## begin Dataset rows

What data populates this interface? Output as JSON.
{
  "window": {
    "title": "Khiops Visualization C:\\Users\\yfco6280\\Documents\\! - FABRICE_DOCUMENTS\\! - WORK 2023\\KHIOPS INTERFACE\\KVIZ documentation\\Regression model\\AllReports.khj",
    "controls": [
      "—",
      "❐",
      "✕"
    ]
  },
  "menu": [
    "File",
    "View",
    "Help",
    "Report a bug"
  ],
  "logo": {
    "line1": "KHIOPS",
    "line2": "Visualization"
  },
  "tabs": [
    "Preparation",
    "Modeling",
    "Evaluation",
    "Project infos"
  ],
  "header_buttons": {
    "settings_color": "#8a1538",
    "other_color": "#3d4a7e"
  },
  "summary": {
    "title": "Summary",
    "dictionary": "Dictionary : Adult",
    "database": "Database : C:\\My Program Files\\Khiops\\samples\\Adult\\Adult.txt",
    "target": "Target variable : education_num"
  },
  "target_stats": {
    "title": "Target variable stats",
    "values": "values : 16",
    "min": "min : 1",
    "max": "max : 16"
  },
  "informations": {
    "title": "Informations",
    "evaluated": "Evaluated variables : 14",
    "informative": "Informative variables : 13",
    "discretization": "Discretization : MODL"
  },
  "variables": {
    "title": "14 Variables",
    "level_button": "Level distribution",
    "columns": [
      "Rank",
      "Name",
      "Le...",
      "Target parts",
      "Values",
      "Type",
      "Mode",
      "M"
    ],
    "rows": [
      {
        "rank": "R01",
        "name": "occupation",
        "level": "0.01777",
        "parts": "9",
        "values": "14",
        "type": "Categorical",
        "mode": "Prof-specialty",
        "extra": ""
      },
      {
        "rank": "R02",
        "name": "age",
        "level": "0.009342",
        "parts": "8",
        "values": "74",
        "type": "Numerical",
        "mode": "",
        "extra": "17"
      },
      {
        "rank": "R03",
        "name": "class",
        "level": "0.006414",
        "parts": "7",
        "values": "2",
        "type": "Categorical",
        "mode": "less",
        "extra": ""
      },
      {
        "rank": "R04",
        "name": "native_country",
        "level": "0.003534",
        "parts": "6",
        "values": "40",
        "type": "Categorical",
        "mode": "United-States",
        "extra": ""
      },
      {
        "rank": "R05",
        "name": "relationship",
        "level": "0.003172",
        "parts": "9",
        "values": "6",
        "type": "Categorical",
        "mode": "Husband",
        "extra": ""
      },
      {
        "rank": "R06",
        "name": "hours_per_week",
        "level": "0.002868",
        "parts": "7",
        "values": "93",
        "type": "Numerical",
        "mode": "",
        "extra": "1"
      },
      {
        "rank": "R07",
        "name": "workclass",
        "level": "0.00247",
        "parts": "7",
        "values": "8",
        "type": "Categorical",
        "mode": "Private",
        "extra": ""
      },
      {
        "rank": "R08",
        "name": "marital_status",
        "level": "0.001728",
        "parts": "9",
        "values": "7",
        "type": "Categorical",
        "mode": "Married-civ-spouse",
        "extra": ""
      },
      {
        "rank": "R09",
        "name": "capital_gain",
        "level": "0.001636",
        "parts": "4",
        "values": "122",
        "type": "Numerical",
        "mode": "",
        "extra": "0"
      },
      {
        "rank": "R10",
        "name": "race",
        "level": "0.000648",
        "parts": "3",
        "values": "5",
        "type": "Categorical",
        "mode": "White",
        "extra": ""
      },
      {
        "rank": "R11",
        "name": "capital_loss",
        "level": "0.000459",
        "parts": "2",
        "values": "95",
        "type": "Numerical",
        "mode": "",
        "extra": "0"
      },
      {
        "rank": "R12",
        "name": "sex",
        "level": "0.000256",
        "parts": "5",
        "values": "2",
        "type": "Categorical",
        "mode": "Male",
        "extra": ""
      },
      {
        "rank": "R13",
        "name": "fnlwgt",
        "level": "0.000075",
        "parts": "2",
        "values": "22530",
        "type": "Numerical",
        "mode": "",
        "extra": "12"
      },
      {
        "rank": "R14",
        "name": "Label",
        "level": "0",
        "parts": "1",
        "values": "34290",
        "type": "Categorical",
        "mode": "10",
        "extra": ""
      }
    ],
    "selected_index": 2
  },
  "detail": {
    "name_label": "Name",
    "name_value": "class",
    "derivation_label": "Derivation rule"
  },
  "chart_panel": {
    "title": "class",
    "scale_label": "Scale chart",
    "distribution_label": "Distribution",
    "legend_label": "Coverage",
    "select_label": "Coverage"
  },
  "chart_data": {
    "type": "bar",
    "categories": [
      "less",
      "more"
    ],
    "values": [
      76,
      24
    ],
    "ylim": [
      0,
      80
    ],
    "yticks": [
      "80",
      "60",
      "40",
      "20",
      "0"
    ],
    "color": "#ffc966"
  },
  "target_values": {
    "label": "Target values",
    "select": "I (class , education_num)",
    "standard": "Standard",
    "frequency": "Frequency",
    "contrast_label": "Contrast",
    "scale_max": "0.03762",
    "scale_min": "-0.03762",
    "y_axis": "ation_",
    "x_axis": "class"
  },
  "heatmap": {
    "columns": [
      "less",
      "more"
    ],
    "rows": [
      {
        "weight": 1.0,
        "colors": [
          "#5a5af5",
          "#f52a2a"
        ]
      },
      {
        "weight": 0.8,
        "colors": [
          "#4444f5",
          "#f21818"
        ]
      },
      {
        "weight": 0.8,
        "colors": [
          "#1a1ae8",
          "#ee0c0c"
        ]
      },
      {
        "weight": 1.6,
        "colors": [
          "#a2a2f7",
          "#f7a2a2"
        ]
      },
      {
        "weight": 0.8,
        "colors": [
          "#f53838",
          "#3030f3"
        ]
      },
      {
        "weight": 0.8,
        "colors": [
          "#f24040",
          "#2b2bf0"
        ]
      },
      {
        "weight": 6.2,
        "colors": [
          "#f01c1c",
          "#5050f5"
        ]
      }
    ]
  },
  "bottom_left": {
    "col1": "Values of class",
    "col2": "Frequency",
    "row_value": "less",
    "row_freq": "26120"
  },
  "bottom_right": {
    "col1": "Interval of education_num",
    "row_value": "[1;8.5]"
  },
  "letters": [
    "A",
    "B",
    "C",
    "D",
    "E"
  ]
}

## end Dataset rows

◆ **Set task**
Return a copy of every line that includes the word "title".

◆ **Full answer**
    "title": "Khiops Visualization C:\\Users\\yfco6280\\Documents\\! - FABRICE_DOCUMENTS\\! - WORK 2023\\KHIOPS INTERFACE\\KVIZ documentation\\Regression model\\AllReports.khj",
    "title": "Summary",
    "title": "Target variable stats",
    "title": "Informations",
    "title": "14 Variables",
    "title": "class",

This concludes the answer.